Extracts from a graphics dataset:
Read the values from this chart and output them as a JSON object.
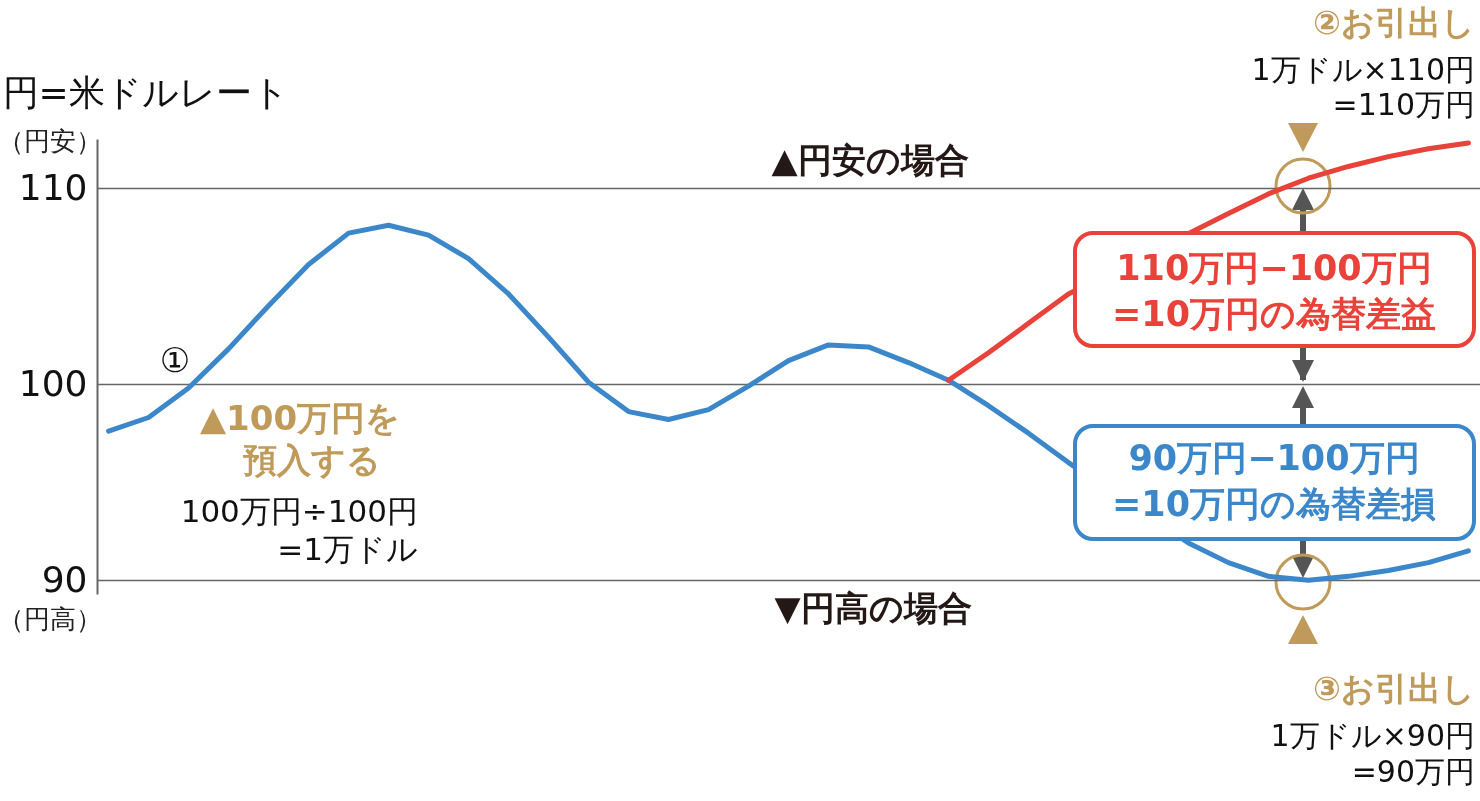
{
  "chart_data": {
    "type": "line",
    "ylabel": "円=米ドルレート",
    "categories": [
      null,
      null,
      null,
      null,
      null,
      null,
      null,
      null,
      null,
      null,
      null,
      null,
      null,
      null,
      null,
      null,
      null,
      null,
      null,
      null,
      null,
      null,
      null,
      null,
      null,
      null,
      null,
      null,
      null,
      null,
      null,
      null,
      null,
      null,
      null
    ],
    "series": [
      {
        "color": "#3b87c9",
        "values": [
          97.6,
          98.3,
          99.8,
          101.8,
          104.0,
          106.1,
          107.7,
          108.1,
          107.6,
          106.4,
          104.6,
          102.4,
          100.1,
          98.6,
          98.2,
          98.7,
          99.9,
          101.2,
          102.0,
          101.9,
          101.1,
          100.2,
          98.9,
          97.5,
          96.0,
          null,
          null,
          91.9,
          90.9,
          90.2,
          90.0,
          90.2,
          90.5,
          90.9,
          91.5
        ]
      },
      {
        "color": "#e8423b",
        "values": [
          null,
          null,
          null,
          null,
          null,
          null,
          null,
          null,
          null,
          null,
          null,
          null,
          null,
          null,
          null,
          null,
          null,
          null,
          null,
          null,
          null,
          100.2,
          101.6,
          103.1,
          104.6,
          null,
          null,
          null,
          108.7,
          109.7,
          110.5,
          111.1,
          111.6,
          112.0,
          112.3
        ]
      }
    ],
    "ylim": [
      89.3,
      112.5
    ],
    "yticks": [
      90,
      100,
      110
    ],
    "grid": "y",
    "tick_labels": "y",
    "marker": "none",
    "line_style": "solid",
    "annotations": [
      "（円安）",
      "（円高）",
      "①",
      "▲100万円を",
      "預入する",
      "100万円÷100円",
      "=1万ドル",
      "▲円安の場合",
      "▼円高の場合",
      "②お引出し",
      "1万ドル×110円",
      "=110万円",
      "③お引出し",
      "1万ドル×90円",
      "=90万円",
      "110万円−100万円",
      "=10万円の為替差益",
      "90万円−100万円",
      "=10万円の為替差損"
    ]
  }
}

**Written exercise:** Take the data above and repeat it exactly, leaving each picture out.

**Written response:**
Read the values from this chart and output them as a JSON object.
{
  "chart_data": {
    "type": "line",
    "ylabel": "円=米ドルレート",
    "categories": [
      null,
      null,
      null,
      null,
      null,
      null,
      null,
      null,
      null,
      null,
      null,
      null,
      null,
      null,
      null,
      null,
      null,
      null,
      null,
      null,
      null,
      null,
      null,
      null,
      null,
      null,
      null,
      null,
      null,
      null,
      null,
      null,
      null,
      null,
      null
    ],
    "series": [
      {
        "color": "#3b87c9",
        "values": [
          97.6,
          98.3,
          99.8,
          101.8,
          104.0,
          106.1,
          107.7,
          108.1,
          107.6,
          106.4,
          104.6,
          102.4,
          100.1,
          98.6,
          98.2,
          98.7,
          99.9,
          101.2,
          102.0,
          101.9,
          101.1,
          100.2,
          98.9,
          97.5,
          96.0,
          null,
          null,
          91.9,
          90.9,
          90.2,
          90.0,
          90.2,
          90.5,
          90.9,
          91.5
        ]
      },
      {
        "color": "#e8423b",
        "values": [
          null,
          null,
          null,
          null,
          null,
          null,
          null,
          null,
          null,
          null,
          null,
          null,
          null,
          null,
          null,
          null,
          null,
          null,
          null,
          null,
          null,
          100.2,
          101.6,
          103.1,
          104.6,
          null,
          null,
          null,
          108.7,
          109.7,
          110.5,
          111.1,
          111.6,
          112.0,
          112.3
        ]
      }
    ],
    "ylim": [
      89.3,
      112.5
    ],
    "yticks": [
      90,
      100,
      110
    ],
    "grid": "y",
    "tick_labels": "y",
    "marker": "none",
    "line_style": "solid",
    "annotations": [
      "（円安）",
      "（円高）",
      "①",
      "▲100万円を",
      "預入する",
      "100万円÷100円",
      "=1万ドル",
      "▲円安の場合",
      "▼円高の場合",
      "②お引出し",
      "1万ドル×110円",
      "=110万円",
      "③お引出し",
      "1万ドル×90円",
      "=90万円",
      "110万円−100万円",
      "=10万円の為替差益",
      "90万円−100万円",
      "=10万円の為替差損"
    ]
  }
}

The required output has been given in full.